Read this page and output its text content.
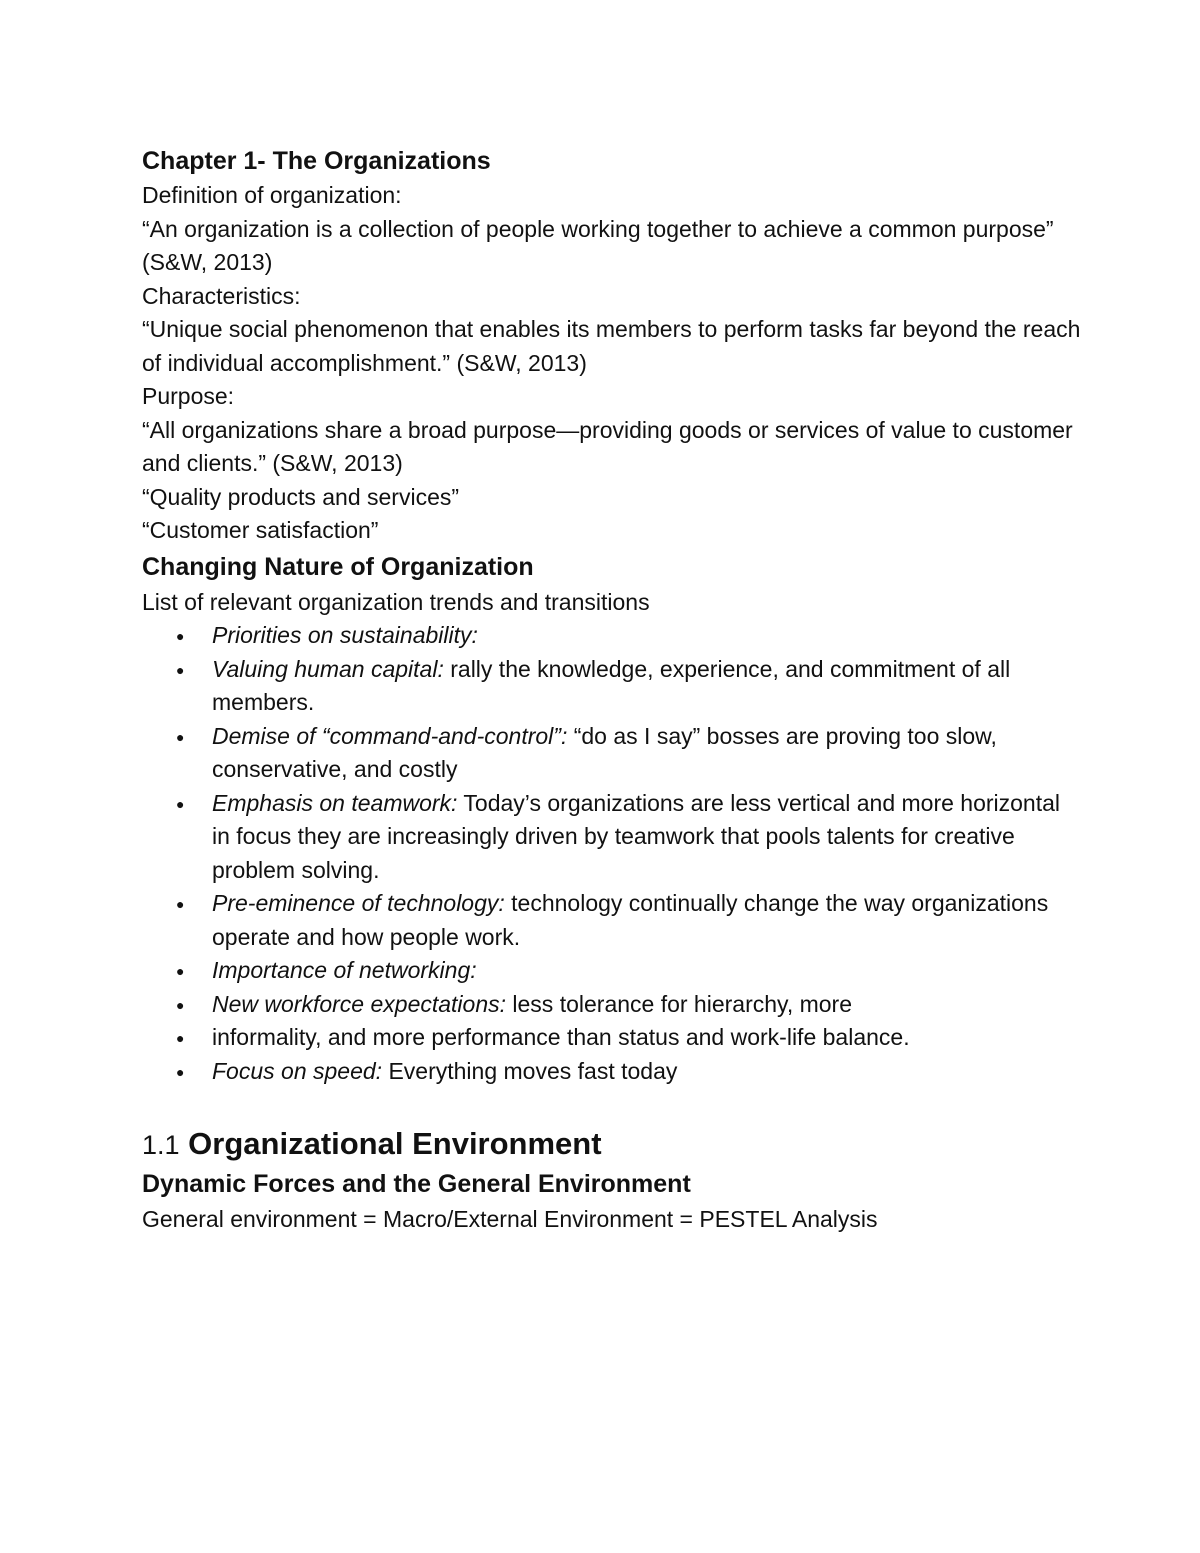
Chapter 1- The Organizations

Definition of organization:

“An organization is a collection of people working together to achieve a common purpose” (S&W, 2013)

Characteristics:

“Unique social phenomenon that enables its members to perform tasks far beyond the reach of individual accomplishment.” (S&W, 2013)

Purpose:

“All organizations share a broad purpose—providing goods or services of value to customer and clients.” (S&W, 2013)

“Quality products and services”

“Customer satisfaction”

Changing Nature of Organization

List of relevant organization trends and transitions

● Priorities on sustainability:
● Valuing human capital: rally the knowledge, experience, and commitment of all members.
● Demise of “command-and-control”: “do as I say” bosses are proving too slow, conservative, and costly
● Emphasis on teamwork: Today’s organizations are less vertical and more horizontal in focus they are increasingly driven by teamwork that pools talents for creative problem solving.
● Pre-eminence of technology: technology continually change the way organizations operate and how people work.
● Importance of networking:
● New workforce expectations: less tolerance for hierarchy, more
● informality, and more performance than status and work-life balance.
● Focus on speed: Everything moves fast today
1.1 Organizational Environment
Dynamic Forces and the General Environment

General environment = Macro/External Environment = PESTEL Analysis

--

- [What this task involves]: Omit each picture, then return all of the listing exactly as it stands.

- [Problem solution]:
Read this page and output its text content.
Chapter 1- The Organizations

Definition of organization:

“An organization is a collection of people working together to achieve a common purpose” (S&W, 2013)

Characteristics:

“Unique social phenomenon that enables its members to perform tasks far beyond the reach of individual accomplishment.” (S&W, 2013)

Purpose:

“All organizations share a broad purpose—providing goods or services of value to customer and clients.” (S&W, 2013)

“Quality products and services”

“Customer satisfaction”

Changing Nature of Organization

List of relevant organization trends and transitions

● Priorities on sustainability:
● Valuing human capital: rally the knowledge, experience, and commitment of all members.
● Demise of “command-and-control”: “do as I say” bosses are proving too slow, conservative, and costly
● Emphasis on teamwork: Today’s organizations are less vertical and more horizontal in focus they are increasingly driven by teamwork that pools talents for creative problem solving.
● Pre-eminence of technology: technology continually change the way organizations operate and how people work.
● Importance of networking:
● New workforce expectations: less tolerance for hierarchy, more
● informality, and more performance than status and work-life balance.
● Focus on speed: Everything moves fast today
1.1 Organizational Environment
Dynamic Forces and the General Environment

General environment = Macro/External Environment = PESTEL Analysis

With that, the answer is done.